## STORED DATA
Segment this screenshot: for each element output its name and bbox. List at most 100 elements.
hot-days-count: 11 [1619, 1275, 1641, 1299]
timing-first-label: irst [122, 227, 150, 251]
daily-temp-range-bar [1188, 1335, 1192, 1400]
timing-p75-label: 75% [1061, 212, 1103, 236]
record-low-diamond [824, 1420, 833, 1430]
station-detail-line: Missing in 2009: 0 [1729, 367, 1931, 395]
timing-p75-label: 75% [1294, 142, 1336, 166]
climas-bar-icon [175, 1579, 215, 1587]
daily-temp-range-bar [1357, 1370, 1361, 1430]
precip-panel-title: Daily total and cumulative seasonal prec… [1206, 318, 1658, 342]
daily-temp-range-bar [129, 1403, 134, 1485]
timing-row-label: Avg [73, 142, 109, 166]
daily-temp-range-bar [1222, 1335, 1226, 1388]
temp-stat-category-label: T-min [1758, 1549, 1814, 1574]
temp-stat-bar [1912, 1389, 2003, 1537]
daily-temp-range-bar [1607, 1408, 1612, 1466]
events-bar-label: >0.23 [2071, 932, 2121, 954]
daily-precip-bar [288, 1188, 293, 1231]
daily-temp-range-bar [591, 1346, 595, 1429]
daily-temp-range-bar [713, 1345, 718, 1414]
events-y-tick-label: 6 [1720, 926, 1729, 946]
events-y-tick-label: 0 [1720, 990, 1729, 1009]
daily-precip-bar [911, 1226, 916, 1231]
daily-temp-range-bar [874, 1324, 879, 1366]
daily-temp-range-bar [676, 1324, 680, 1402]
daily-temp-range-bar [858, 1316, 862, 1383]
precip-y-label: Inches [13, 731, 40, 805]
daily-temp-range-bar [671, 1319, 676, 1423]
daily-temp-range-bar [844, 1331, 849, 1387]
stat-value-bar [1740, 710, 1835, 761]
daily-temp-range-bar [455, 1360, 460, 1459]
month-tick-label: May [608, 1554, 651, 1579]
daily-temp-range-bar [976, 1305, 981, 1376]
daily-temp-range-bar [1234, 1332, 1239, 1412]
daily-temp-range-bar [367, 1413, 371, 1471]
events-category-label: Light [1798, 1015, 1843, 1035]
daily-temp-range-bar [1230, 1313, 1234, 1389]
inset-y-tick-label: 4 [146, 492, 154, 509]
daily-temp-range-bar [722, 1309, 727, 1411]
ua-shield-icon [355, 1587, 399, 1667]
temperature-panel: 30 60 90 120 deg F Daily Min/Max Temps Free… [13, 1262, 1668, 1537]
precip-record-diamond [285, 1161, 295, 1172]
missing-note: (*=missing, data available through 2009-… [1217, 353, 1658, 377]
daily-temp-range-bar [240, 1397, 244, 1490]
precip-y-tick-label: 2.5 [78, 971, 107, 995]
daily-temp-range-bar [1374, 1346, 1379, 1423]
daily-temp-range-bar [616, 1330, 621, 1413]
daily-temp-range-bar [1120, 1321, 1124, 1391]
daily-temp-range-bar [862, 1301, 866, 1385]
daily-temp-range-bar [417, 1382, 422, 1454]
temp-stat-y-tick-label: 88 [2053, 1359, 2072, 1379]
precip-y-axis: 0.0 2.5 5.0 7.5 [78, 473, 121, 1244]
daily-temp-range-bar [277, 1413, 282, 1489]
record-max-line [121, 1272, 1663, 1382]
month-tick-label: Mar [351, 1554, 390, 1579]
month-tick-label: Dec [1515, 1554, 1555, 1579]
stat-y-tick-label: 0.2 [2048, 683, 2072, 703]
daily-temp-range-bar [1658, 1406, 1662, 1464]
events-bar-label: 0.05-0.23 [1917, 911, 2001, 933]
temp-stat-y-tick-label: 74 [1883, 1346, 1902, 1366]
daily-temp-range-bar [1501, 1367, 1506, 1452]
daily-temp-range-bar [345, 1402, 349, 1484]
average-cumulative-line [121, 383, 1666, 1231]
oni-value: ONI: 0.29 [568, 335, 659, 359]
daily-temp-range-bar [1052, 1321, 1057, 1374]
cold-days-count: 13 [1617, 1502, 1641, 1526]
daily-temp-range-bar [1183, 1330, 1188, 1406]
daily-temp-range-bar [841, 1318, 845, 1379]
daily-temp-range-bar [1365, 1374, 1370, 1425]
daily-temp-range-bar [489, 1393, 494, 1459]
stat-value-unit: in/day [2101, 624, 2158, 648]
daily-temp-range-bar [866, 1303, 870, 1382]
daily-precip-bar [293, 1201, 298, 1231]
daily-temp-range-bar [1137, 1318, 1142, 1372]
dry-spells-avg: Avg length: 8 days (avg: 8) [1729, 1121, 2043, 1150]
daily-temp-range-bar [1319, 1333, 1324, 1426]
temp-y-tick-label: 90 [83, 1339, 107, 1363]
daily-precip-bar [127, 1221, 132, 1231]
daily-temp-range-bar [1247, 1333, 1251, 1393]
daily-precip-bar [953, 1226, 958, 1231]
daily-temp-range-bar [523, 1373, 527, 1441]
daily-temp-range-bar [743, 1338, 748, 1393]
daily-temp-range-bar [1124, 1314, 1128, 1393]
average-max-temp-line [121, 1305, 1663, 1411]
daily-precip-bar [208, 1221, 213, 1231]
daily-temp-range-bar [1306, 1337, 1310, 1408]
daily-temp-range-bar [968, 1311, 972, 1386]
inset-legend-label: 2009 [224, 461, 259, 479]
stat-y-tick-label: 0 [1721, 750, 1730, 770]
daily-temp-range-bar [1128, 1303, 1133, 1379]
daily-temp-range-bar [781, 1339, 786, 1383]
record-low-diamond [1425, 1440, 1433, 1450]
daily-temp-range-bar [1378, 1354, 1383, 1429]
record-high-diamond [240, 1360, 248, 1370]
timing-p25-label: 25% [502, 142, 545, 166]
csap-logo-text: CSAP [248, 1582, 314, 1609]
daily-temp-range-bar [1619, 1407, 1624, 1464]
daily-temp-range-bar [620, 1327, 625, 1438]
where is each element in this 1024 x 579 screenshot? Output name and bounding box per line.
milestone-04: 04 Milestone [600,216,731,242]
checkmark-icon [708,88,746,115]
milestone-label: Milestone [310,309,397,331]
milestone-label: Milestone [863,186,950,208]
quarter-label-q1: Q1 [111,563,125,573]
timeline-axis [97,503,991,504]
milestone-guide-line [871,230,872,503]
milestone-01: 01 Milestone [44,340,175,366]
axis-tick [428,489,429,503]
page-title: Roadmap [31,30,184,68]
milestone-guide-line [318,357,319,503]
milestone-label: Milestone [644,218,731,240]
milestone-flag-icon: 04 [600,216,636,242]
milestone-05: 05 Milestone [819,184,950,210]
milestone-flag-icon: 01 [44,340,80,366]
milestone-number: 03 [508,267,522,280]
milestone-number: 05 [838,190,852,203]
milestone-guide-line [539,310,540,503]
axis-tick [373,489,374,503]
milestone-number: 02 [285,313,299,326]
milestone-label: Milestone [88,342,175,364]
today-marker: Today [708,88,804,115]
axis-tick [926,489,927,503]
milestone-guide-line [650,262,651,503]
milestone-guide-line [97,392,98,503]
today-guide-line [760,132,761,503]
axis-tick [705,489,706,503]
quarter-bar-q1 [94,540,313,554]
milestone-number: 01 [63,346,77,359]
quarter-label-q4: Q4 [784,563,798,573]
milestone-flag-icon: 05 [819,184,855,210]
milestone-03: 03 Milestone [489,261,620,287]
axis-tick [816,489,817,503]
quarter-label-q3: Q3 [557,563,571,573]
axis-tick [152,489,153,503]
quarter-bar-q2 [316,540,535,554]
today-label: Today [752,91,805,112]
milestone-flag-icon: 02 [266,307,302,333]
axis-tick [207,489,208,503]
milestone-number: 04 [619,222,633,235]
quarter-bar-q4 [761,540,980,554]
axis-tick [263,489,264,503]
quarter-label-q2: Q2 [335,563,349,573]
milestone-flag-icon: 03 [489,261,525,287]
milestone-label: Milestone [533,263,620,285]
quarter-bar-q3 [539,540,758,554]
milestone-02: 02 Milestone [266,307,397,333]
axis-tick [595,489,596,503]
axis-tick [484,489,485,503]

## TASK INSTRUCTIONS
Format the listing as a numbered list, from its first line through the line containing "timing-p75-label: 75% [1061, 212, 1103, 236]", with both ends included and blank lines omitted.

## WRITTEN RESPONSE
1. Segment this screenshot: for each element output its name and bbox. List at most 100 elements.
2. hot-days-count: 11 [1619, 1275, 1641, 1299]
3. timing-first-label: irst [122, 227, 150, 251]
4. daily-temp-range-bar [1188, 1335, 1192, 1400]
5. timing-p75-label: 75% [1061, 212, 1103, 236]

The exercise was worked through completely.